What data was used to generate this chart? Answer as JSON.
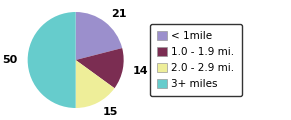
{
  "slices": [
    21,
    14,
    15,
    50
  ],
  "labels": [
    "21",
    "14",
    "15",
    "50"
  ],
  "colors": [
    "#9b8fcc",
    "#7b2d52",
    "#eeee99",
    "#66cccc"
  ],
  "legend_labels": [
    "< 1mile",
    "1.0 - 1.9 mi.",
    "2.0 - 2.9 mi.",
    "3+ miles"
  ],
  "startangle": 90,
  "figsize": [
    2.91,
    1.2
  ],
  "dpi": 100
}
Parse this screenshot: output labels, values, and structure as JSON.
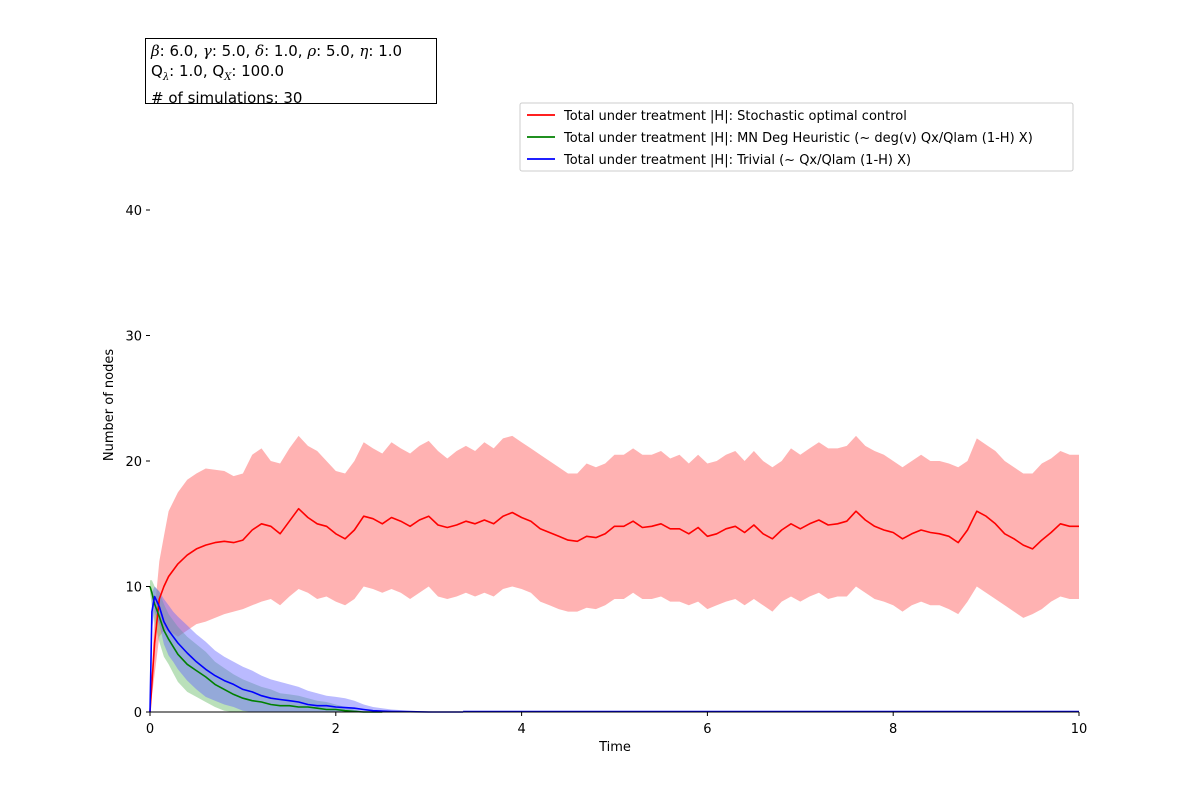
{
  "parameters": {
    "beta_symbol": "β",
    "beta_value": ": 6.0, ",
    "gamma_symbol": "γ",
    "gamma_value": ": 5.0, ",
    "delta_symbol": "δ",
    "delta_value": ": 1.0, ",
    "rho_symbol": "ρ",
    "rho_value": ": 5.0, ",
    "eta_symbol": "η",
    "eta_value": ": 1.0",
    "q_lambda_prefix": "Q",
    "q_lambda_sub": "λ",
    "q_lambda_value": ": 1.0, ",
    "q_x_prefix": "Q",
    "q_x_sub": "X",
    "q_x_value": ": 100.0",
    "simulations": "# of simulations: 30"
  },
  "chart_data": {
    "type": "line",
    "title": "",
    "xlabel": "Time",
    "ylabel": "Number of nodes",
    "xlim": [
      0,
      10
    ],
    "ylim": [
      0,
      45
    ],
    "xticks": [
      0,
      2,
      4,
      6,
      8,
      10
    ],
    "yticks": [
      0,
      10,
      20,
      30,
      40
    ],
    "grid": false,
    "legend_position": "top-right",
    "series": [
      {
        "name": "Total under treatment |H|: Stochastic optimal control",
        "color": "#ff0000",
        "band_color": "#ff6666",
        "x": [
          0,
          0.05,
          0.1,
          0.15,
          0.2,
          0.3,
          0.4,
          0.5,
          0.6,
          0.7,
          0.8,
          0.9,
          1.0,
          1.1,
          1.2,
          1.3,
          1.4,
          1.5,
          1.6,
          1.7,
          1.8,
          1.9,
          2.0,
          2.1,
          2.2,
          2.3,
          2.4,
          2.5,
          2.6,
          2.7,
          2.8,
          2.9,
          3.0,
          3.1,
          3.2,
          3.3,
          3.4,
          3.5,
          3.6,
          3.7,
          3.8,
          3.9,
          4.0,
          4.1,
          4.2,
          4.3,
          4.4,
          4.5,
          4.6,
          4.7,
          4.8,
          4.9,
          5.0,
          5.1,
          5.2,
          5.3,
          5.4,
          5.5,
          5.6,
          5.7,
          5.8,
          5.9,
          6.0,
          6.1,
          6.2,
          6.3,
          6.4,
          6.5,
          6.6,
          6.7,
          6.8,
          6.9,
          7.0,
          7.1,
          7.2,
          7.3,
          7.4,
          7.5,
          7.6,
          7.7,
          7.8,
          7.9,
          8.0,
          8.1,
          8.2,
          8.3,
          8.4,
          8.5,
          8.6,
          8.7,
          8.8,
          8.9,
          9.0,
          9.1,
          9.2,
          9.3,
          9.4,
          9.5,
          9.6,
          9.7,
          9.8,
          9.9,
          10.0
        ],
        "mean": [
          0,
          5.5,
          9.0,
          10.0,
          10.8,
          11.8,
          12.5,
          13.0,
          13.3,
          13.5,
          13.6,
          13.5,
          13.7,
          14.5,
          15.0,
          14.8,
          14.2,
          15.2,
          16.2,
          15.5,
          15.0,
          14.8,
          14.2,
          13.8,
          14.5,
          15.6,
          15.4,
          15.0,
          15.5,
          15.2,
          14.8,
          15.3,
          15.6,
          14.9,
          14.7,
          14.9,
          15.2,
          15.0,
          15.3,
          15.0,
          15.6,
          15.9,
          15.5,
          15.2,
          14.6,
          14.3,
          14.0,
          13.7,
          13.6,
          14.0,
          13.9,
          14.2,
          14.8,
          14.8,
          15.2,
          14.7,
          14.8,
          15.0,
          14.6,
          14.6,
          14.2,
          14.7,
          14.0,
          14.2,
          14.6,
          14.8,
          14.3,
          14.9,
          14.2,
          13.8,
          14.5,
          15.0,
          14.6,
          15.0,
          15.3,
          14.9,
          15.0,
          15.2,
          16.0,
          15.3,
          14.8,
          14.5,
          14.3,
          13.8,
          14.2,
          14.5,
          14.3,
          14.2,
          14.0,
          13.5,
          14.5,
          16.0,
          15.6,
          15.0,
          14.2,
          13.8,
          13.3,
          13.0,
          13.7,
          14.3,
          15.0,
          14.8,
          14.8
        ],
        "upper": [
          0,
          8.0,
          12.0,
          14.0,
          16.0,
          17.5,
          18.5,
          19.0,
          19.4,
          19.3,
          19.2,
          18.8,
          19.0,
          20.5,
          21.0,
          20.0,
          19.8,
          21.0,
          22.0,
          21.2,
          20.8,
          20.0,
          19.2,
          19.0,
          20.0,
          21.5,
          21.0,
          20.6,
          21.5,
          21.0,
          20.6,
          21.2,
          21.6,
          20.8,
          20.2,
          20.8,
          21.2,
          20.8,
          21.5,
          21.0,
          21.8,
          22.0,
          21.5,
          21.0,
          20.5,
          20.0,
          19.5,
          19.0,
          19.0,
          19.8,
          19.5,
          19.8,
          20.5,
          20.5,
          21.0,
          20.5,
          20.5,
          20.8,
          20.2,
          20.5,
          19.8,
          20.5,
          19.8,
          20.0,
          20.5,
          20.8,
          20.0,
          20.8,
          20.0,
          19.5,
          20.0,
          21.0,
          20.5,
          21.0,
          21.5,
          21.0,
          21.0,
          21.2,
          22.0,
          21.2,
          20.8,
          20.5,
          20.0,
          19.5,
          20.0,
          20.5,
          20.0,
          20.0,
          19.8,
          19.5,
          20.0,
          21.8,
          21.3,
          20.8,
          20.0,
          19.5,
          19.0,
          19.0,
          19.8,
          20.2,
          20.8,
          20.5,
          20.5
        ],
        "lower": [
          0,
          3.0,
          6.0,
          6.5,
          6.5,
          6.0,
          6.5,
          7.0,
          7.2,
          7.5,
          7.8,
          8.0,
          8.2,
          8.5,
          8.8,
          9.0,
          8.5,
          9.2,
          9.8,
          9.5,
          9.0,
          9.2,
          8.8,
          8.5,
          9.0,
          10.0,
          9.8,
          9.5,
          9.8,
          9.5,
          9.0,
          9.5,
          10.0,
          9.2,
          9.0,
          9.2,
          9.5,
          9.2,
          9.5,
          9.2,
          9.8,
          10.0,
          9.8,
          9.5,
          8.8,
          8.5,
          8.2,
          8.0,
          8.0,
          8.3,
          8.2,
          8.5,
          9.0,
          9.0,
          9.5,
          9.0,
          9.0,
          9.2,
          8.8,
          8.8,
          8.5,
          8.8,
          8.2,
          8.5,
          8.8,
          9.0,
          8.5,
          9.0,
          8.5,
          8.0,
          8.8,
          9.2,
          8.8,
          9.2,
          9.5,
          9.0,
          9.2,
          9.2,
          10.0,
          9.5,
          9.0,
          8.8,
          8.5,
          8.0,
          8.5,
          8.8,
          8.5,
          8.5,
          8.2,
          7.8,
          8.8,
          10.0,
          9.5,
          9.0,
          8.5,
          8.0,
          7.5,
          7.8,
          8.2,
          8.8,
          9.2,
          9.0,
          9.0
        ]
      },
      {
        "name": "Total under treatment |H|: MN Deg Heuristic (~ deg(v) Qx/Qlam (1-H) X)",
        "color": "#008000",
        "band_color": "#66bb66",
        "x": [
          0,
          0.02,
          0.05,
          0.1,
          0.15,
          0.2,
          0.25,
          0.3,
          0.4,
          0.5,
          0.6,
          0.7,
          0.8,
          0.9,
          1.0,
          1.1,
          1.2,
          1.3,
          1.4,
          1.5,
          1.6,
          1.7,
          1.8,
          1.9,
          2.0,
          2.1,
          2.2,
          2.3,
          2.5
        ],
        "mean": [
          10.0,
          9.5,
          8.6,
          7.6,
          6.5,
          5.8,
          5.2,
          4.6,
          3.8,
          3.3,
          2.8,
          2.2,
          1.8,
          1.4,
          1.1,
          0.9,
          0.8,
          0.6,
          0.5,
          0.5,
          0.4,
          0.4,
          0.3,
          0.2,
          0.2,
          0.1,
          0.05,
          0,
          0
        ],
        "upper": [
          10.5,
          10.5,
          10.0,
          9.6,
          8.6,
          7.8,
          7.3,
          6.8,
          6.0,
          5.4,
          4.8,
          4.0,
          3.5,
          3.0,
          2.6,
          2.3,
          2.0,
          1.8,
          1.5,
          1.4,
          1.3,
          1.1,
          0.9,
          0.8,
          0.6,
          0.4,
          0.2,
          0,
          0
        ],
        "lower": [
          9.5,
          8.5,
          7.2,
          5.6,
          4.4,
          3.8,
          3.1,
          2.4,
          1.6,
          1.2,
          0.8,
          0.4,
          0.1,
          0,
          0,
          0,
          0,
          0,
          0,
          0,
          0,
          0,
          0,
          0,
          0,
          0,
          0,
          0,
          0
        ]
      },
      {
        "name": "Total under treatment |H|: Trivial (~ Qx/Qlam (1-H) X)",
        "color": "#0000ff",
        "band_color": "#6666ff",
        "x": [
          0,
          0.02,
          0.05,
          0.1,
          0.15,
          0.2,
          0.25,
          0.3,
          0.4,
          0.5,
          0.6,
          0.7,
          0.8,
          0.9,
          1.0,
          1.1,
          1.2,
          1.3,
          1.4,
          1.5,
          1.6,
          1.7,
          1.8,
          1.9,
          2.0,
          2.1,
          2.2,
          2.3,
          2.4,
          2.6,
          2.8,
          3.0,
          3.2,
          3.37
        ],
        "mean": [
          0,
          8.0,
          9.2,
          8.4,
          7.2,
          6.5,
          6.0,
          5.5,
          4.7,
          4.0,
          3.4,
          2.9,
          2.5,
          2.2,
          1.8,
          1.6,
          1.3,
          1.1,
          1.0,
          0.9,
          0.8,
          0.6,
          0.5,
          0.5,
          0.4,
          0.35,
          0.3,
          0.2,
          0.1,
          0.05,
          0.02,
          0,
          0,
          0
        ],
        "upper": [
          0,
          9.5,
          10.0,
          9.6,
          9.0,
          8.5,
          8.0,
          7.6,
          6.9,
          6.2,
          5.6,
          4.9,
          4.4,
          4.0,
          3.6,
          3.3,
          2.9,
          2.6,
          2.4,
          2.2,
          2.0,
          1.7,
          1.5,
          1.3,
          1.2,
          1.1,
          0.9,
          0.6,
          0.4,
          0.2,
          0.1,
          0.05,
          0,
          0
        ],
        "lower": [
          0,
          6.5,
          8.0,
          7.0,
          5.4,
          4.5,
          4.0,
          3.4,
          2.5,
          1.8,
          1.2,
          0.9,
          0.6,
          0.4,
          0.1,
          0,
          0,
          0,
          0,
          0,
          0,
          0,
          0,
          0,
          0,
          0,
          0,
          0,
          0,
          0,
          0,
          0,
          0,
          0
        ]
      }
    ]
  }
}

·····

Exercise task: Look through the records and gather each line with the word "this".

The completed task:
What data was used to generate this chart? Answer as JSON.
Parse this screenshot: output labels, values, and structure as JSON.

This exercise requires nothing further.